START

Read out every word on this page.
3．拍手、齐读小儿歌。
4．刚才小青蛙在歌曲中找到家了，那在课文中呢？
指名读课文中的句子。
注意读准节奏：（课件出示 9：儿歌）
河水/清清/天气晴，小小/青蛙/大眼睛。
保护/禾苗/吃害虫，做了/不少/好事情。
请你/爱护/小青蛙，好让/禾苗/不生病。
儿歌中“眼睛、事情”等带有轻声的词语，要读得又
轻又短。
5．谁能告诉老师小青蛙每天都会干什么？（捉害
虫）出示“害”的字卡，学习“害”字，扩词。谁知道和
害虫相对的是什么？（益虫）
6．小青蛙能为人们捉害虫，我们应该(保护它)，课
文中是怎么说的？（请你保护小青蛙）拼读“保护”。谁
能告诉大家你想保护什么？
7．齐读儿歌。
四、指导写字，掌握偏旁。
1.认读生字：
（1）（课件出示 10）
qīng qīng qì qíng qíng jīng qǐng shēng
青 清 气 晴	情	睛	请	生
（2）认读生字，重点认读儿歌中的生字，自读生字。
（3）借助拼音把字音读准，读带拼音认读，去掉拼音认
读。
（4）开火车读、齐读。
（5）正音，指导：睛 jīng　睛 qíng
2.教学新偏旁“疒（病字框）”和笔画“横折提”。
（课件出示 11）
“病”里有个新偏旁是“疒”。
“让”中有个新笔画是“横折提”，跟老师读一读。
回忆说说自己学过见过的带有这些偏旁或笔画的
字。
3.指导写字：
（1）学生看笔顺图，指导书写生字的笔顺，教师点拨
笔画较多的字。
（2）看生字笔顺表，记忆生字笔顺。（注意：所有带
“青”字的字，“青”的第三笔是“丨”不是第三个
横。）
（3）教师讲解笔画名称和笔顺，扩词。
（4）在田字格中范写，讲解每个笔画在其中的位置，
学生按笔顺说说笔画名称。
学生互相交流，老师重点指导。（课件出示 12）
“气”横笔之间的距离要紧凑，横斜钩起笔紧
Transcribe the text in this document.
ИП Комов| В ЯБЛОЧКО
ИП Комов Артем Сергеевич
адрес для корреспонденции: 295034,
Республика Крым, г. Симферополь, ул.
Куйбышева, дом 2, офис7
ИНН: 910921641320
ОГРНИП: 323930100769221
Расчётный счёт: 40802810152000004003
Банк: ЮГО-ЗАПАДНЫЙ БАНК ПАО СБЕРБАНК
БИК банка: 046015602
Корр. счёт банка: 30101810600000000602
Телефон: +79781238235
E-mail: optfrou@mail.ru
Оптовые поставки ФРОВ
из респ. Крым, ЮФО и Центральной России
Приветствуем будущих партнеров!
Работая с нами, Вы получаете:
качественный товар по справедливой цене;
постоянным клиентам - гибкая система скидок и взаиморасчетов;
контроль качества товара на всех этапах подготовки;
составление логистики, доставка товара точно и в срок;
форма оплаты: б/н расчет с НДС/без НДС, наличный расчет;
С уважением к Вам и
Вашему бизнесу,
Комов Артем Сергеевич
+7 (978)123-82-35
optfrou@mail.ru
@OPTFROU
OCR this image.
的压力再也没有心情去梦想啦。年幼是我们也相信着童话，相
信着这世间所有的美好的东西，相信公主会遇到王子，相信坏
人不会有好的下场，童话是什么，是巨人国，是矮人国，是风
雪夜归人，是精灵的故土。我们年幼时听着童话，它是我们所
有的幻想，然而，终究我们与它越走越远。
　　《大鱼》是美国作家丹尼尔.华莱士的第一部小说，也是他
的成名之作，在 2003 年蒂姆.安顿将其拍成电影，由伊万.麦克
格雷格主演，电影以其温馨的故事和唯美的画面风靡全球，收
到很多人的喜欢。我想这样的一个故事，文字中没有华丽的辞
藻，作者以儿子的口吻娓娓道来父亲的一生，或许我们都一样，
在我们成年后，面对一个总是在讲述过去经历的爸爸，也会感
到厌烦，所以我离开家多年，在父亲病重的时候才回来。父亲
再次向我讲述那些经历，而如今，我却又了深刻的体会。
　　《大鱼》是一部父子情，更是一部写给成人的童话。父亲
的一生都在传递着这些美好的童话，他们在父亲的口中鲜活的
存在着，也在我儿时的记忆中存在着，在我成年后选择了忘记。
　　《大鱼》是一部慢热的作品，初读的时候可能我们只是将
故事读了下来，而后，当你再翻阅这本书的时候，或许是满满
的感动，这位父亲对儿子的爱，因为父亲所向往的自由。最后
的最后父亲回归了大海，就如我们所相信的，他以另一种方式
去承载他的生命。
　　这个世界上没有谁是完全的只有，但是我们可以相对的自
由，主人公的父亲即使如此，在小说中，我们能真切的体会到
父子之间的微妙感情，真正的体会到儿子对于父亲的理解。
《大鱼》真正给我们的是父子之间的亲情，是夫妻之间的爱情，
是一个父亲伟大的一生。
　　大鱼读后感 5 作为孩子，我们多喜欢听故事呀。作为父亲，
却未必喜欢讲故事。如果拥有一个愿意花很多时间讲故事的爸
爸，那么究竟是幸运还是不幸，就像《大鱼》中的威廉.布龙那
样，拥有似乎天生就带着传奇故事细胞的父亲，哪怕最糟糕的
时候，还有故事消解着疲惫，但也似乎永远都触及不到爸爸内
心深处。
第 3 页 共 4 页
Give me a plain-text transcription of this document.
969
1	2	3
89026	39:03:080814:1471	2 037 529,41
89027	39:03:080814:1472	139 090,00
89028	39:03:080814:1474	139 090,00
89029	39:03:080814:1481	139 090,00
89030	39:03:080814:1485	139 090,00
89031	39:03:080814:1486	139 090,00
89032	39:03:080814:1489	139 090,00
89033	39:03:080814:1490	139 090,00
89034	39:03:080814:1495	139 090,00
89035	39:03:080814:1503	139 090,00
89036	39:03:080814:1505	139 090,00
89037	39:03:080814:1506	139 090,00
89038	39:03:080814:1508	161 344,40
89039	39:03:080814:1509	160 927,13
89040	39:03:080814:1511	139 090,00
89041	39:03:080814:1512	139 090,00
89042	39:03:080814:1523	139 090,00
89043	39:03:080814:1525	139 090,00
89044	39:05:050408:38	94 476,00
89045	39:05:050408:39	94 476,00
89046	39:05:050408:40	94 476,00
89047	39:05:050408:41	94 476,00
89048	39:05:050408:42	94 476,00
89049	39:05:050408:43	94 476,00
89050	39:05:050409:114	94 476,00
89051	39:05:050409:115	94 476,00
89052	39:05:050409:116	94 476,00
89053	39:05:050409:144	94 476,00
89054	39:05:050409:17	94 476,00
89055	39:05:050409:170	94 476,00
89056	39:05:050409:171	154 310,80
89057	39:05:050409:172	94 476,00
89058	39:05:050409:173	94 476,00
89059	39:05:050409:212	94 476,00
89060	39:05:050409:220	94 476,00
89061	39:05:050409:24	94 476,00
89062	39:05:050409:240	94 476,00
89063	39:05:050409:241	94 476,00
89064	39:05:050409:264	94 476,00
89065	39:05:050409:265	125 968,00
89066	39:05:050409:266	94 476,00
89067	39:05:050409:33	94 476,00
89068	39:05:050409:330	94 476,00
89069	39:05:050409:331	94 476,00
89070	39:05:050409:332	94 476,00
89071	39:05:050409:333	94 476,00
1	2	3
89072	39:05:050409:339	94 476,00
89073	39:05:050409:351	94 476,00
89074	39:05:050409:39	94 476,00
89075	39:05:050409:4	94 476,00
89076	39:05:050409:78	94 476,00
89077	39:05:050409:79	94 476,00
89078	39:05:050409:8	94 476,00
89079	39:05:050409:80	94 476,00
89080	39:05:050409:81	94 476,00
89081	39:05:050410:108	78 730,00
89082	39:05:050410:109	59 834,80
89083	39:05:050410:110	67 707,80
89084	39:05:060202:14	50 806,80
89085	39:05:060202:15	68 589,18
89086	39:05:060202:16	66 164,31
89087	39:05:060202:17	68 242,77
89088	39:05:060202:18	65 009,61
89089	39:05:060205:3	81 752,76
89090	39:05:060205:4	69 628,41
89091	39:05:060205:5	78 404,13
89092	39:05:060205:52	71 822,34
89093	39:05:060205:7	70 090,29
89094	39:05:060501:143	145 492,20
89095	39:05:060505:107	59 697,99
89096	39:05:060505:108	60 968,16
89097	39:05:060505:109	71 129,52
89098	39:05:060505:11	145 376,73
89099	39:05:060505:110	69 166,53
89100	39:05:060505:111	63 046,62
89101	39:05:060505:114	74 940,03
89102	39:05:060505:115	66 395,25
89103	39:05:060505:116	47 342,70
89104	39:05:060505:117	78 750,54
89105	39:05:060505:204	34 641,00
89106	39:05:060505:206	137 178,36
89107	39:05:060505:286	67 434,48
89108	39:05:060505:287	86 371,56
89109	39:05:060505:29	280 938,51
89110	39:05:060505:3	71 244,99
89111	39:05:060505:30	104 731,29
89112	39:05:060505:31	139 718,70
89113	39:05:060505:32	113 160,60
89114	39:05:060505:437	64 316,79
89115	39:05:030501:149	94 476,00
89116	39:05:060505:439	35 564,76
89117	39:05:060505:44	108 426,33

END

Among the lines of the material above, how many include the string "this"? Report only that number.

_Response to the exercise_:
4